- TASKS TO CARRY OUT
1. Reproduce the passage of the judge's biography between "Jordan received his" and "82nd Airborne Division.", inclusive.
2. In the biography of Judge Jordan, by what vote did the Senate confirm his nomination?

- DOCUMENT SECTION
Sean Daniel Jordan (born 1965) is a United States district judge of the United States District Court for the Eastern District of Texas.

Education 

Jordan received his Bachelor of Arts, summa cum laude, from the University of Texas at Austin and his Juris Doctor, with honors, from the University of Texas School of Law.

Legal career 

Prior to entering private practice Jordan served as Principal Deputy Solicitor General for the State of Texas, representing the state in appeals in both federal and state courts. From 2012 to 2019, he was a partner in the Austin, Texas, office of Jackson Walker L.L.P. He was the co-chair of the firm's Appellate Practice Group, where his practice focused on appellate and complex civil litigation and regulatory compliance.

Military service 

Jordan served in the United States Army as an infantryman and paratrooper in the 82nd Airborne Division.

Federal judicial service 

On January 16, 2019, President Donald Trump announced his intent to nominate Jordan to serve as a United States district judge for the United States District Court for the Eastern District of Texas. On January 17, 2019, his nomination was sent to the Senate. President Trump nominated Jordan to the seat vacated by Judge Richard A. Schell, who assumed senior status on March 10, 2015. On March 5, 2019, a hearing on his nomination was held before the Senate Judiciary Committee. On April 4, 2019, his nomination was reported out of committee by a 12–10 vote. On July 30, 2019, the Senate voted 54–36 to invoke cloture on his nomination. His nomination was confirmed later that day by a 54–34 vote. He received his judicial commission on August 20, 2019.

- AVAILABLE DATA
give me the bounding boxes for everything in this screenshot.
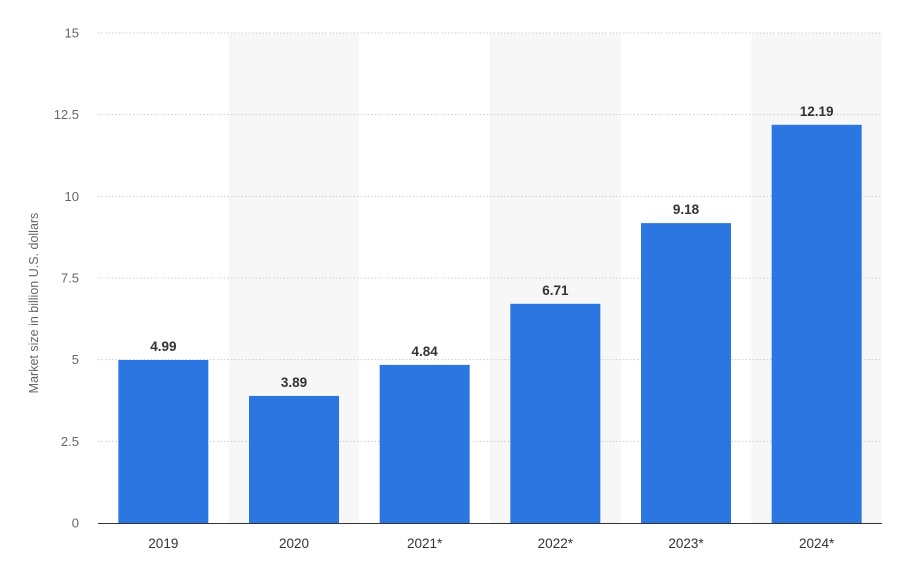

- CORRECT ANSWERS
1.
Jordan received his Bachelor of Arts, summa cum laude, from the University of Texas at Austin and his Juris Doctor, with honors, from the University of Texas School of Law.

Legal career 

Prior to entering private practice Jordan served as Principal Deputy Solicitor General for the State of Texas, representing the state in appeals in both federal and state courts. From 2012 to 2019, he was a partner in the Austin, Texas, office of Jackson Walker L.L.P. He was the co-chair of the firm's Appellate Practice Group, where his practice focused on appellate and complex civil litigation and regulatory compliance.

Military service 

Jordan served in the United States Army as an infantryman and paratrooper in the 82nd Airborne Division.

2. 54–34